### What you are asked to do
Reproduce the material in full, exactly as written.

Stored data
####

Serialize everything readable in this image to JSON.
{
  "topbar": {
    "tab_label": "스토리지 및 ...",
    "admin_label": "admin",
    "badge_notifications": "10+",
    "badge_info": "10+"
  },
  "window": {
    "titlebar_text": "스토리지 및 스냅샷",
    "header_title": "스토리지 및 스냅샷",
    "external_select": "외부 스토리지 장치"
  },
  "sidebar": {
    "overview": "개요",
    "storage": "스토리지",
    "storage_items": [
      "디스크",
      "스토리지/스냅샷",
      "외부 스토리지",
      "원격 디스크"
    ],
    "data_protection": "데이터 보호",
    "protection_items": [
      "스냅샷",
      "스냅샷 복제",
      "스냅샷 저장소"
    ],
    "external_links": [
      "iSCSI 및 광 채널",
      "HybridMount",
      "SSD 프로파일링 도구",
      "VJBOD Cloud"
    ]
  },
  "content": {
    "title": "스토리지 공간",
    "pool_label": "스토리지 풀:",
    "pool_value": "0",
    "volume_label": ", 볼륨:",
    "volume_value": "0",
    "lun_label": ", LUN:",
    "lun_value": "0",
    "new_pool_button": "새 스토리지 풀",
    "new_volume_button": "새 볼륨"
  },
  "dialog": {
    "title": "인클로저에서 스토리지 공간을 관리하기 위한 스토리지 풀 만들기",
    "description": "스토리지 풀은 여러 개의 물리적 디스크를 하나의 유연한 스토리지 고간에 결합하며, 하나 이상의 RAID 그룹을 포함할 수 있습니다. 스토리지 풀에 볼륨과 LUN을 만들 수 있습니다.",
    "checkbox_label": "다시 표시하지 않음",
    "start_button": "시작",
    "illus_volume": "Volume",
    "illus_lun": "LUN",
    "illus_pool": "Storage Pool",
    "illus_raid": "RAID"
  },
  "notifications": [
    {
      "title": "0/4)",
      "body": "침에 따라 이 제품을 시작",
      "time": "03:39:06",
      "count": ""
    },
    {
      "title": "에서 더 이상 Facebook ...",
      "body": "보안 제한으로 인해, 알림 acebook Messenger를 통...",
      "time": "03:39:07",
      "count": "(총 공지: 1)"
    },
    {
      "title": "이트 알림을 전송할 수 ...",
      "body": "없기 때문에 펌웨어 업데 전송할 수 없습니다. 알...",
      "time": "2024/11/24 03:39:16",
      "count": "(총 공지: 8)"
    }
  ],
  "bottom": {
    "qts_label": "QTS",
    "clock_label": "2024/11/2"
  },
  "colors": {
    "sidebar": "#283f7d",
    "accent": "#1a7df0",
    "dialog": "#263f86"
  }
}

####

### Solution to the problem
Serialize everything readable in this image to JSON.
{
  "topbar": {
    "tab_label": "스토리지 및 ...",
    "admin_label": "admin",
    "badge_notifications": "10+",
    "badge_info": "10+"
  },
  "window": {
    "titlebar_text": "스토리지 및 스냅샷",
    "header_title": "스토리지 및 스냅샷",
    "external_select": "외부 스토리지 장치"
  },
  "sidebar": {
    "overview": "개요",
    "storage": "스토리지",
    "storage_items": [
      "디스크",
      "스토리지/스냅샷",
      "외부 스토리지",
      "원격 디스크"
    ],
    "data_protection": "데이터 보호",
    "protection_items": [
      "스냅샷",
      "스냅샷 복제",
      "스냅샷 저장소"
    ],
    "external_links": [
      "iSCSI 및 광 채널",
      "HybridMount",
      "SSD 프로파일링 도구",
      "VJBOD Cloud"
    ]
  },
  "content": {
    "title": "스토리지 공간",
    "pool_label": "스토리지 풀:",
    "pool_value": "0",
    "volume_label": ", 볼륨:",
    "volume_value": "0",
    "lun_label": ", LUN:",
    "lun_value": "0",
    "new_pool_button": "새 스토리지 풀",
    "new_volume_button": "새 볼륨"
  },
  "dialog": {
    "title": "인클로저에서 스토리지 공간을 관리하기 위한 스토리지 풀 만들기",
    "description": "스토리지 풀은 여러 개의 물리적 디스크를 하나의 유연한 스토리지 고간에 결합하며, 하나 이상의 RAID 그룹을 포함할 수 있습니다. 스토리지 풀에 볼륨과 LUN을 만들 수 있습니다.",
    "checkbox_label": "다시 표시하지 않음",
    "start_button": "시작",
    "illus_volume": "Volume",
    "illus_lun": "LUN",
    "illus_pool": "Storage Pool",
    "illus_raid": "RAID"
  },
  "notifications": [
    {
      "title": "0/4)",
      "body": "침에 따라 이 제품을 시작",
      "time": "03:39:06",
      "count": ""
    },
    {
      "title": "에서 더 이상 Facebook ...",
      "body": "보안 제한으로 인해, 알림 acebook Messenger를 통...",
      "time": "03:39:07",
      "count": "(총 공지: 1)"
    },
    {
      "title": "이트 알림을 전송할 수 ...",
      "body": "없기 때문에 펌웨어 업데 전송할 수 없습니다. 알...",
      "time": "2024/11/24 03:39:16",
      "count": "(총 공지: 8)"
    }
  ],
  "bottom": {
    "qts_label": "QTS",
    "clock_label": "2024/11/2"
  },
  "colors": {
    "sidebar": "#283f7d",
    "accent": "#1a7df0",
    "dialog": "#263f86"
  }
}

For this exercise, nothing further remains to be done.